Below is a block of records; return all of them exactly, but without the images.

■ ■ ■

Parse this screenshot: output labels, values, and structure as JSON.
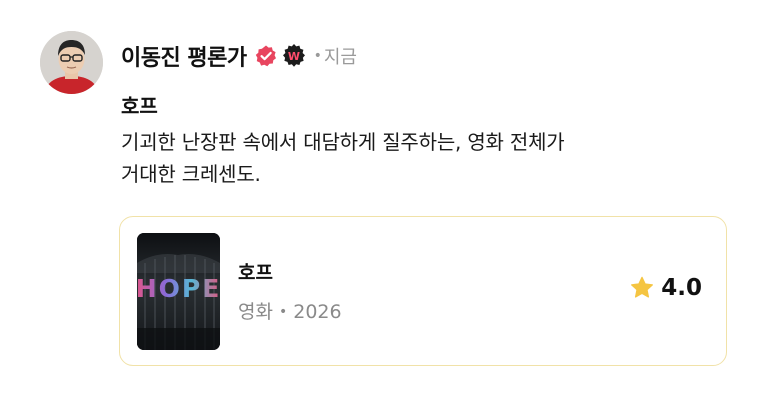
{
  "post": {
    "author": {
      "name": "이동진 평론가",
      "verified_icon": "verified-check-icon",
      "badge_icon": "w-badge-icon",
      "badge_letter": "W"
    },
    "separator": "•",
    "timestamp": "지금",
    "title": "호프",
    "body_lines": [
      "기괴한 난장판 속에서 대담하게 질주하는, 영화 전체가",
      "거대한 크레센도."
    ]
  },
  "movie_card": {
    "poster_text": "HOPE",
    "title": "호프",
    "category": "영화",
    "separator": "•",
    "year": "2026",
    "rating": "4.0",
    "star_icon": "star-icon"
  },
  "colors": {
    "verified": "#e8455f",
    "badge": "#1c1c1c",
    "badge_letter": "#ff4d6d",
    "star": "#f5c542",
    "card_border": "#f1e2a8",
    "muted_text": "#8a8a8a"
  }
}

■ ■ ■

→ **THE ANSWER**
Parse this screenshot: output labels, values, and structure as JSON.
{
  "post": {
    "author": {
      "name": "이동진 평론가",
      "verified_icon": "verified-check-icon",
      "badge_icon": "w-badge-icon",
      "badge_letter": "W"
    },
    "separator": "•",
    "timestamp": "지금",
    "title": "호프",
    "body_lines": [
      "기괴한 난장판 속에서 대담하게 질주하는, 영화 전체가",
      "거대한 크레센도."
    ]
  },
  "movie_card": {
    "poster_text": "HOPE",
    "title": "호프",
    "category": "영화",
    "separator": "•",
    "year": "2026",
    "rating": "4.0",
    "star_icon": "star-icon"
  },
  "colors": {
    "verified": "#e8455f",
    "badge": "#1c1c1c",
    "badge_letter": "#ff4d6d",
    "star": "#f5c542",
    "card_border": "#f1e2a8",
    "muted_text": "#8a8a8a"
  }
}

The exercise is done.